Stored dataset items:
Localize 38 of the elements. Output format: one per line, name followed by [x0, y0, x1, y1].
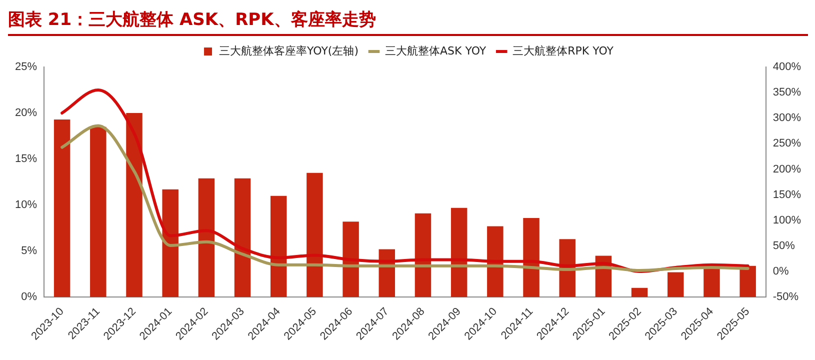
y2-tick-label: 0% [772, 266, 789, 278]
y2-tick-label: 50% [772, 240, 796, 252]
y2-tick-label: 250% [772, 138, 802, 150]
legend-label: 三大航整体RPK YOY [512, 44, 614, 58]
y-tick-label: 0% [21, 291, 38, 304]
bar [270, 196, 287, 298]
bar [740, 266, 756, 298]
y2-tick-label: -50% [772, 291, 799, 304]
y2-tick-label: 100% [772, 214, 802, 226]
bar [631, 288, 648, 298]
bar [90, 126, 106, 298]
bar [306, 172, 323, 298]
legend-label: 三大航整体客座率YOY(左轴) [219, 44, 358, 58]
y2-tick-label: 400% [772, 61, 802, 74]
y2-tick-label: 350% [772, 86, 802, 99]
y2-tick-label: 150% [772, 188, 802, 201]
y-tick-label: 15% [14, 153, 38, 166]
bar [342, 222, 359, 298]
y-tick-label: 10% [14, 199, 38, 212]
bar [487, 226, 504, 298]
y-tick-label: 5% [21, 245, 38, 258]
chart-title: 图表 21：三大航整体 ASK、RPK、客座率走势 [8, 8, 808, 36]
y-tick-label: 20% [14, 107, 38, 120]
bar [54, 119, 70, 298]
y-tick-label: 25% [14, 61, 38, 74]
bar [523, 218, 540, 298]
legend-label: 三大航整体ASK YOY [384, 44, 486, 58]
bar [198, 178, 215, 298]
bar [450, 208, 468, 298]
bar [234, 178, 251, 298]
bar [668, 272, 684, 298]
line-series [60, 124, 750, 272]
line-series [60, 88, 750, 274]
y2-tick-label: 200% [772, 163, 802, 176]
bar [414, 213, 432, 298]
bar [126, 113, 142, 298]
bar [162, 189, 178, 298]
y2-tick-label: 300% [772, 112, 802, 124]
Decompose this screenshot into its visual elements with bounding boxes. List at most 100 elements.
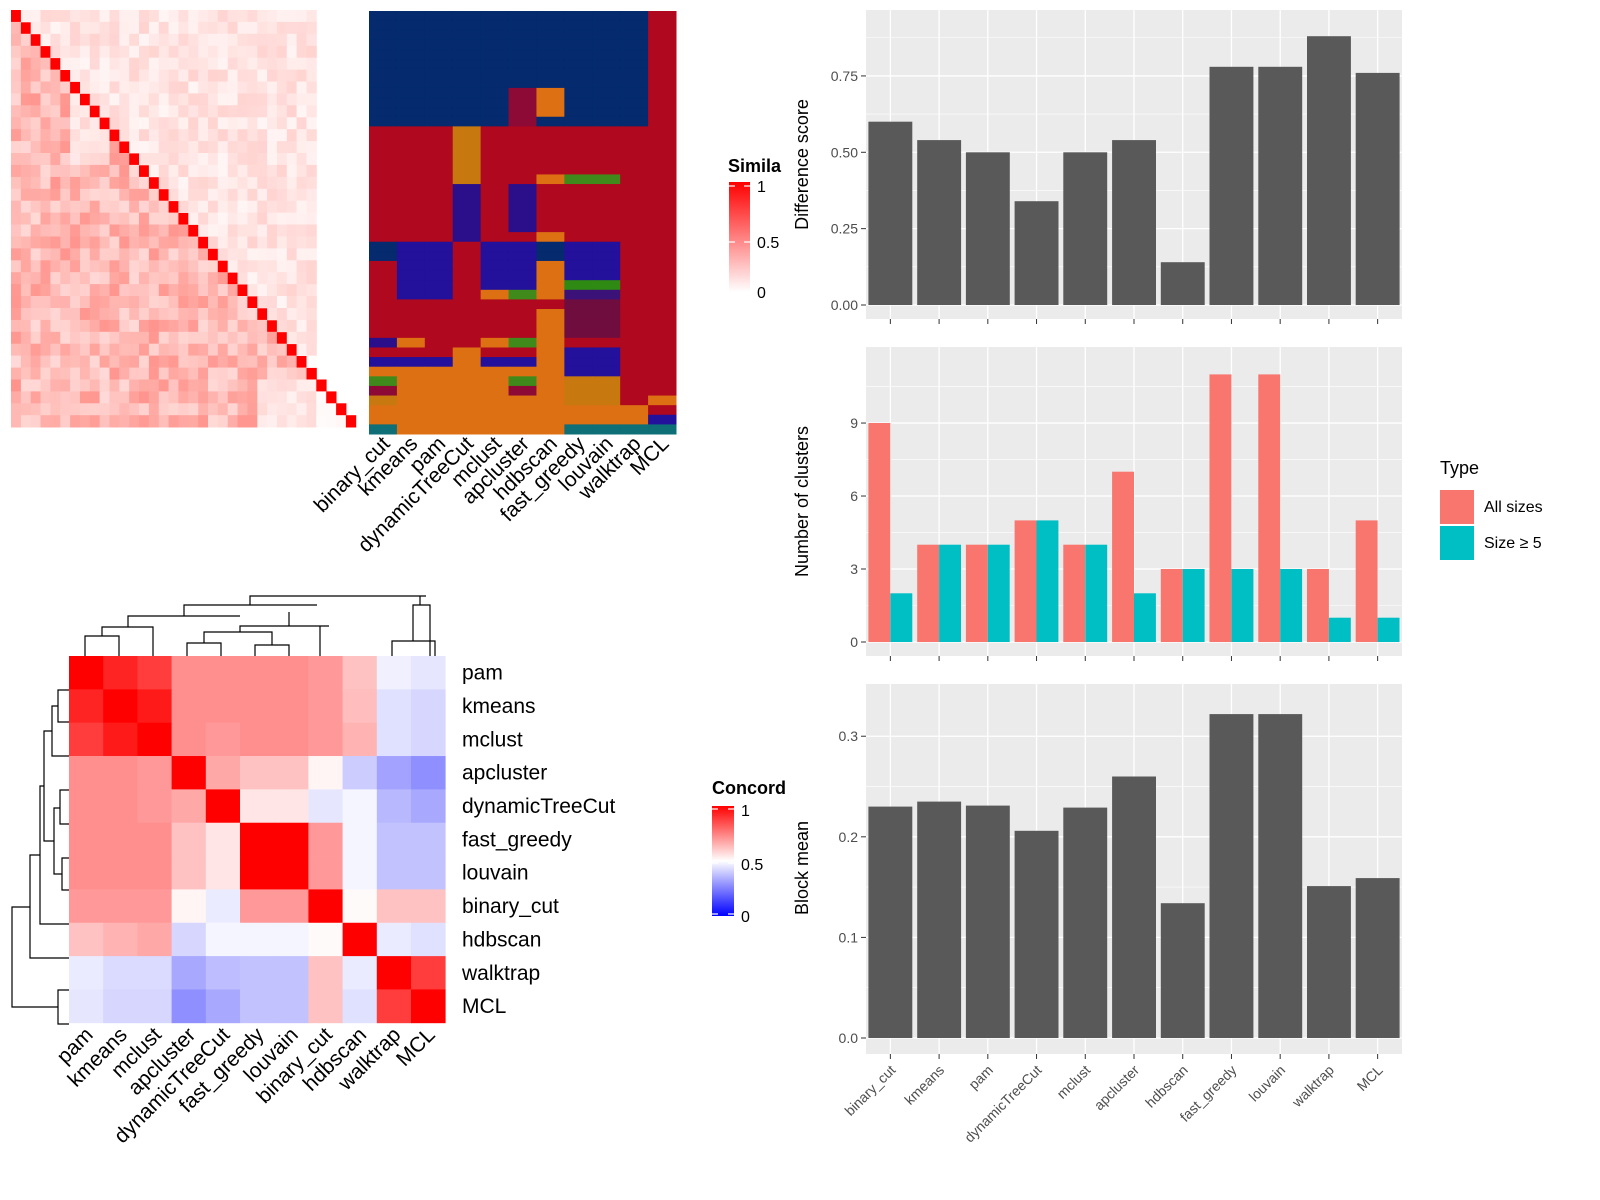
similarity-cell [257, 10, 268, 23]
similarity-cell [247, 415, 258, 428]
similarity-cell [30, 21, 41, 35]
cluster-cell [620, 30, 649, 41]
similarity-cell [99, 403, 110, 416]
similarity-cell [50, 81, 61, 94]
similarity-cell [11, 105, 22, 118]
similarity-cell [306, 117, 317, 130]
similarity-cell [139, 21, 150, 35]
bar-all-sizes [1355, 520, 1378, 642]
similarity-cell [119, 212, 130, 225]
concordance-cell [240, 656, 275, 690]
similarity-cell [70, 272, 81, 285]
similarity-cell [247, 260, 258, 273]
similarity-cell [119, 117, 130, 130]
cluster-cell [592, 251, 621, 262]
concordance-cell [171, 989, 207, 1024]
cluster-cell [396, 241, 426, 252]
similarity-cell [306, 272, 317, 285]
bar [1307, 886, 1351, 1038]
similarity-cell [168, 69, 179, 82]
similarity-cell [20, 367, 32, 380]
similarity-cell [286, 236, 298, 249]
cluster-cell [480, 385, 510, 397]
similarity-cell [247, 129, 258, 142]
cluster-cell [564, 107, 593, 118]
concordance-legend-tick-0: 0 [741, 909, 750, 926]
cluster-cell [424, 97, 454, 108]
concordance-cell [308, 656, 343, 690]
cluster-cell [620, 414, 649, 425]
similarity-cell [217, 200, 229, 213]
similarity-cell [286, 248, 298, 261]
similarity-cell [20, 93, 32, 106]
similarity-cell [178, 10, 189, 23]
similarity-cell [11, 200, 22, 213]
similarity-cell [188, 200, 199, 213]
similarity-cell [198, 141, 209, 154]
cluster-cell [508, 78, 537, 89]
similarity-cell [247, 272, 258, 285]
cluster-cell [564, 203, 593, 214]
bar-size-ge5 [1182, 569, 1205, 642]
cluster-cell [369, 347, 398, 358]
similarity-cell [129, 164, 140, 178]
cluster-cell [369, 164, 398, 175]
concordance-row-label: dynamicTreeCut [462, 795, 615, 818]
similarity-cell [247, 57, 258, 70]
similarity-cell [139, 176, 150, 190]
similarity-cell [109, 403, 120, 416]
cluster-cell [424, 309, 454, 320]
similarity-cell [20, 200, 32, 213]
similarity-cell [198, 93, 209, 106]
cluster-cell [536, 328, 565, 339]
similarity-cell [257, 81, 268, 94]
similarity-cell [286, 164, 298, 178]
similarity-cell [198, 69, 209, 82]
concordance-cell [342, 689, 378, 724]
similarity-cell [276, 391, 288, 404]
similarity-cell [227, 69, 238, 82]
similarity-cell [188, 81, 199, 94]
y-tick-label: 6 [850, 488, 858, 504]
similarity-cell [20, 153, 32, 166]
similarity-cell [89, 57, 101, 70]
bar-size-ge5 [939, 544, 961, 642]
similarity-cell [188, 343, 199, 356]
similarity-cell [257, 200, 268, 213]
cluster-cell [508, 328, 537, 339]
similarity-cell [208, 236, 219, 249]
cluster-cell [536, 97, 565, 108]
similarity-cell [11, 236, 22, 249]
similarity-cell [267, 284, 278, 297]
similarity-cell [70, 391, 81, 404]
similarity-cell [40, 308, 51, 321]
similarity-cell [30, 212, 41, 225]
similarity-cell [188, 141, 199, 154]
cluster-cell [480, 20, 510, 31]
similarity-cell [119, 308, 130, 321]
concordance-cell [376, 722, 412, 757]
similarity-cell [139, 415, 150, 428]
similarity-cell [217, 45, 229, 59]
similarity-cell [148, 379, 160, 392]
similarity-cell [178, 153, 189, 166]
similarity-cell [99, 224, 110, 237]
similarity-cell [20, 403, 32, 416]
cluster-cell [564, 328, 593, 339]
similarity-cell [217, 272, 229, 285]
similarity-cell [158, 415, 170, 428]
similarity-cell [11, 343, 22, 356]
similarity-cell [119, 33, 130, 47]
similarity-cell [80, 343, 91, 356]
similarity-cell [89, 272, 101, 285]
bar [1014, 201, 1059, 305]
concordance-cell [274, 956, 309, 990]
similarity-cell [178, 164, 189, 178]
similarity-cell [60, 57, 71, 70]
similarity-cell [80, 415, 91, 428]
similarity-cell [188, 236, 199, 249]
similarity-cell [198, 224, 209, 237]
cluster-cell [620, 347, 649, 358]
similarity-cell [316, 391, 327, 404]
similarity-cell [109, 224, 120, 237]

- **Written request**:
Please count the lines above that contain the string "concordance", matching case exactly, and reply with the number only.

- **The answer**:
8